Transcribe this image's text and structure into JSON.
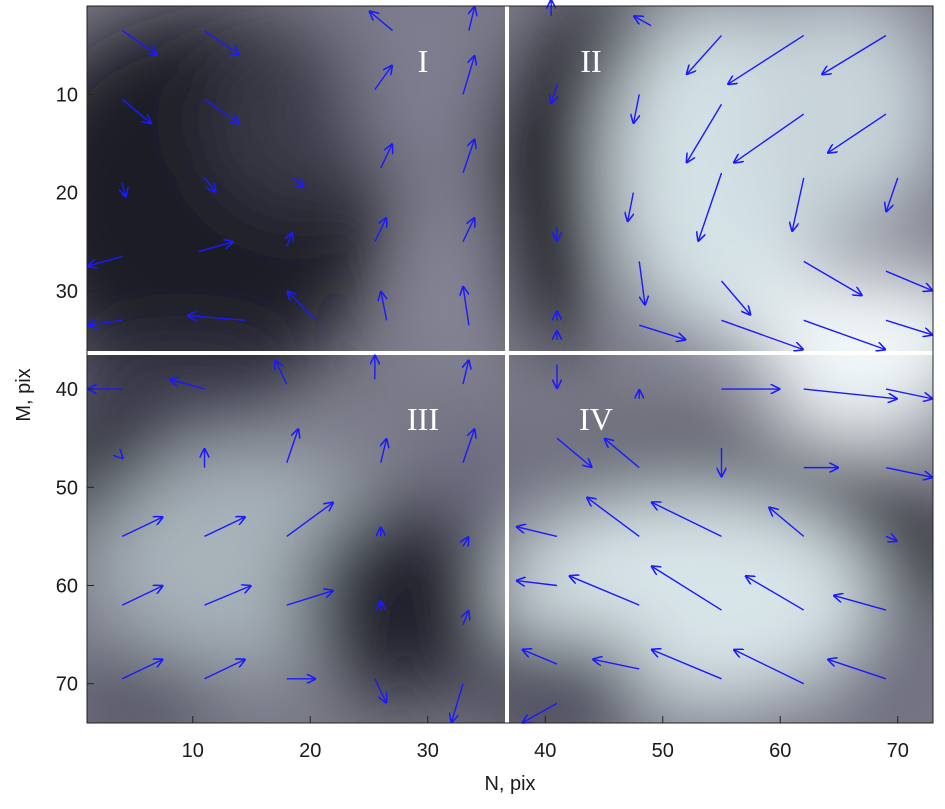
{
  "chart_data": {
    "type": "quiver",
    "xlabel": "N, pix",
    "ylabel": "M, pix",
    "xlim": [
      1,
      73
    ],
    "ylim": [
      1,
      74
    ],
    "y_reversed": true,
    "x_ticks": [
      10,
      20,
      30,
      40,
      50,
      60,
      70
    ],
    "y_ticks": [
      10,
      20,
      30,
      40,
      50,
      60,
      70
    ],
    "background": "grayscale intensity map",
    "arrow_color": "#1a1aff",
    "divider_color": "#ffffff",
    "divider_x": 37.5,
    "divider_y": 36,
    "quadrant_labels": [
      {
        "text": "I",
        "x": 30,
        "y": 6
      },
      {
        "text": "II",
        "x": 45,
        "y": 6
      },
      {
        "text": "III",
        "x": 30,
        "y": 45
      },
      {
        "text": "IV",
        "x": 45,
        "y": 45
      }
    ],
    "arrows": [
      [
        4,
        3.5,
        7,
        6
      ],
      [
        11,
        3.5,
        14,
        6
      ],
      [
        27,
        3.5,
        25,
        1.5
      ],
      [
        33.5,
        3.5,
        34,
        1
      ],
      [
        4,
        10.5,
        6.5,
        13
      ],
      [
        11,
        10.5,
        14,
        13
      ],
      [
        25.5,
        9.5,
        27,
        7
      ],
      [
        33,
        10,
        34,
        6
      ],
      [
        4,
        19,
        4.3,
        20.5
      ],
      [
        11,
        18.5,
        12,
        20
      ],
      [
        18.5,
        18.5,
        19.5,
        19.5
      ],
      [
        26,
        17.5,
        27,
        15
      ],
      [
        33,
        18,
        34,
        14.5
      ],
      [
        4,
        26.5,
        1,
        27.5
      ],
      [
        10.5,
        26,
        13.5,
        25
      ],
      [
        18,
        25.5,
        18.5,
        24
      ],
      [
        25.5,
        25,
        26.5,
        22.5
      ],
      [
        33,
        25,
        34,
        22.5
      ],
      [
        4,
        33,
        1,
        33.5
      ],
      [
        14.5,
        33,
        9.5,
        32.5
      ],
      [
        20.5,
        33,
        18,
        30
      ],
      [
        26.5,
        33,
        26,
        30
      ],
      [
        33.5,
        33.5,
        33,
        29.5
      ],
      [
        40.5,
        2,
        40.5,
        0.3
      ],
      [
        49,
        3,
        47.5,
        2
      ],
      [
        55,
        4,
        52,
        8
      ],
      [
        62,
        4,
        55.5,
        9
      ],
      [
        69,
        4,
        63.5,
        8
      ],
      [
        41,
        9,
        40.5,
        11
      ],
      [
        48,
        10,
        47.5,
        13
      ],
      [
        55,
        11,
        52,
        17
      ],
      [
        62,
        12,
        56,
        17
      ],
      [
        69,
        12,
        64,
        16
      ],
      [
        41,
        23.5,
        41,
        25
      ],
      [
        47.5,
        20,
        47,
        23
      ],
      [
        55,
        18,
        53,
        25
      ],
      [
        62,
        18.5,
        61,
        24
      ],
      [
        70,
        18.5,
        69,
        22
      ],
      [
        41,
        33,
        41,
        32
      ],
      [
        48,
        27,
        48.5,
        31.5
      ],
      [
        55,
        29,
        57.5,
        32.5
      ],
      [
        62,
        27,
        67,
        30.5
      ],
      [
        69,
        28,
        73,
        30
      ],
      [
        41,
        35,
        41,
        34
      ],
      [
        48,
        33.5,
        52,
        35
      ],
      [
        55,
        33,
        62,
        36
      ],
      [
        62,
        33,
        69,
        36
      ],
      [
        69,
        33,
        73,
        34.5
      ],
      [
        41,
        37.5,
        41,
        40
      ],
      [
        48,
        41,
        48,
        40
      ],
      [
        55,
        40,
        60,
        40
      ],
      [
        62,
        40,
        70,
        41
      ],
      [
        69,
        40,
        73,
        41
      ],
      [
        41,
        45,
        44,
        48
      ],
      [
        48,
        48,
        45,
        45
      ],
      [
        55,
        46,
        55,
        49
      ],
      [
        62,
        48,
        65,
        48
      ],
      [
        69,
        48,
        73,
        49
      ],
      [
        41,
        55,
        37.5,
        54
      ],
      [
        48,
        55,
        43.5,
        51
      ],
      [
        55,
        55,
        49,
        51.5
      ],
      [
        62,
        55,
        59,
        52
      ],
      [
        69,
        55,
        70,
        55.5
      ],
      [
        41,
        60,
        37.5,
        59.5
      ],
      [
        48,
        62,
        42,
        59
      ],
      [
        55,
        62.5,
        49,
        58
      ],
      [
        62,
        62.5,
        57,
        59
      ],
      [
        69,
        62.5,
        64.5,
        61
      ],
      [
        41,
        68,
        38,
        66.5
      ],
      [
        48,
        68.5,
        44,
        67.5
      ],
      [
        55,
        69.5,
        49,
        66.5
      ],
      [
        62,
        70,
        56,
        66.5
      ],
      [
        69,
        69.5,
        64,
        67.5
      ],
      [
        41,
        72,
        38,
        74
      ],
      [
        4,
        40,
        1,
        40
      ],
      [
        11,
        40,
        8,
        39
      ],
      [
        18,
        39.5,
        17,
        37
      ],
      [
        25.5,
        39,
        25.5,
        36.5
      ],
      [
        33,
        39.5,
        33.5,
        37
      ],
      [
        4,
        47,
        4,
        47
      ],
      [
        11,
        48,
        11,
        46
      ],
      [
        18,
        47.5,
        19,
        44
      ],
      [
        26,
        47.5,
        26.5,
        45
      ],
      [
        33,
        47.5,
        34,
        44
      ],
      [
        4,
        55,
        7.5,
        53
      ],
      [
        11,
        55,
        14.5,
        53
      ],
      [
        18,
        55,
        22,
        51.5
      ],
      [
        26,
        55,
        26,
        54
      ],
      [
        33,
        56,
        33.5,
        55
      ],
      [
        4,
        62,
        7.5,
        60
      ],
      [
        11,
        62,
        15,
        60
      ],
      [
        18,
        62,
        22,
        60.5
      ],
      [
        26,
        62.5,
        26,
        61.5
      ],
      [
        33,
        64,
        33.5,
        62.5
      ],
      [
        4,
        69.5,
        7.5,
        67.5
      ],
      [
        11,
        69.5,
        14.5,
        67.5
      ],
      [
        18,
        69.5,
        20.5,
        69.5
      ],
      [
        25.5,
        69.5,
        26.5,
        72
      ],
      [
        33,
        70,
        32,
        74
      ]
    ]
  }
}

********

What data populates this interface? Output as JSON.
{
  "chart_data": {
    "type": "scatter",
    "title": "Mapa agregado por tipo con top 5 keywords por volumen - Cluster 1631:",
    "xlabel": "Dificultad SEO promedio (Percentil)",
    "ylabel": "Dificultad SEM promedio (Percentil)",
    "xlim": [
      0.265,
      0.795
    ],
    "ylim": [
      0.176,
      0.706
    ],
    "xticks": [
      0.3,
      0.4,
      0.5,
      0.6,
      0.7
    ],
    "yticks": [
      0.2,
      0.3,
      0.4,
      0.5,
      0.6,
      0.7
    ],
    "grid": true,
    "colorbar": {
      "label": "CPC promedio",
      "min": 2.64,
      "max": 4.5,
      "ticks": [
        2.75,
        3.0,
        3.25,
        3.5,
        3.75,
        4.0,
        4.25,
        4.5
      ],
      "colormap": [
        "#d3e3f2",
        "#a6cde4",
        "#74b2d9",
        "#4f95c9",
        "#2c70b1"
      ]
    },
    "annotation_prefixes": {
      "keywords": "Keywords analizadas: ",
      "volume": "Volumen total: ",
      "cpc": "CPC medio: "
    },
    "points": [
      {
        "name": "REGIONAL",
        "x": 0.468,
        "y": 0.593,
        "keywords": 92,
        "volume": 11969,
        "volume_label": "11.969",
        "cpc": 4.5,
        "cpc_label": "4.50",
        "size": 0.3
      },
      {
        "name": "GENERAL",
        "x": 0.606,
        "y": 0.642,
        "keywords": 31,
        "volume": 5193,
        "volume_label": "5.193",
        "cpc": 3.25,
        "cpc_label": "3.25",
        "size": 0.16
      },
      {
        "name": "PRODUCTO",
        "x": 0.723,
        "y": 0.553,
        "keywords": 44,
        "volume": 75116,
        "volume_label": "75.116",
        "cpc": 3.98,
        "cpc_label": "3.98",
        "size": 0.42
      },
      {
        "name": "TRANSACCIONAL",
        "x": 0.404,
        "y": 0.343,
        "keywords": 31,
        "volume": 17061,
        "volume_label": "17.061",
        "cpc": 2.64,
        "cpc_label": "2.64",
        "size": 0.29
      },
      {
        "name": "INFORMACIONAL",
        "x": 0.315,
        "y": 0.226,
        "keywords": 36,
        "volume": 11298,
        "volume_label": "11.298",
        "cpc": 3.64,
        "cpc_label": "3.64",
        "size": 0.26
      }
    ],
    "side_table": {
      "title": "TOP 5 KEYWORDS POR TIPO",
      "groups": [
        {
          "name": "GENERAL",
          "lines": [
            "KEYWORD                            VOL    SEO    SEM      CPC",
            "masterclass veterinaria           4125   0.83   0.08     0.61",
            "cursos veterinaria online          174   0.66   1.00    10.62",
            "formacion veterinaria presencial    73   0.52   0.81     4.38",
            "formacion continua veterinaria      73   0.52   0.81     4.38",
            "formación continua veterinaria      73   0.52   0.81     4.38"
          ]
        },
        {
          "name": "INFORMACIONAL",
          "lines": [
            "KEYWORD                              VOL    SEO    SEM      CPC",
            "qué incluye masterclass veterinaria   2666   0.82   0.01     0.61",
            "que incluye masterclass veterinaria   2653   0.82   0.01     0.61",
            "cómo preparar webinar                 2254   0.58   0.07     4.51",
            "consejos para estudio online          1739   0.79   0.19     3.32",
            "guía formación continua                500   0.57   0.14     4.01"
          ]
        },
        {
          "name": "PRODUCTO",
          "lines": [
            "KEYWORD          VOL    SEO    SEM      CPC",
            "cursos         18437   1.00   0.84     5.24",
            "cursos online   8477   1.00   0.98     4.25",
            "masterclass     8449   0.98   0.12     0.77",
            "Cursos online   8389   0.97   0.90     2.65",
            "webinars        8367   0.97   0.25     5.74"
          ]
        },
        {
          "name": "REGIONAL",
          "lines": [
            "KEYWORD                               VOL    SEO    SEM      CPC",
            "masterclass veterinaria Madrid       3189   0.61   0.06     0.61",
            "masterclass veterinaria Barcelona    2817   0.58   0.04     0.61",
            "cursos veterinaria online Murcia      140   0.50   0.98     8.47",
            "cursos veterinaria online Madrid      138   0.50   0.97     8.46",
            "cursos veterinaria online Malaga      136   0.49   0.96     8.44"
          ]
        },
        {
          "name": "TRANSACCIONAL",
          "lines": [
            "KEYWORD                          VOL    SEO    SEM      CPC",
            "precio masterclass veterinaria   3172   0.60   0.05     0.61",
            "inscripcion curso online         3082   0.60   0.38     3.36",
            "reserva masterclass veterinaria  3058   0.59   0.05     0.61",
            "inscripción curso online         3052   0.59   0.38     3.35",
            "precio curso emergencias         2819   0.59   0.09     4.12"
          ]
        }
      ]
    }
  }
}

********

■ SHORT TASK ■
Copy every line above in which the string "formación" shows up.

■ REPLY TO THE EXERCISE ■
            "formación continua veterinaria      73   0.52   0.81     4.38"
            "guía formación continua                500   0.57   0.14     4.01"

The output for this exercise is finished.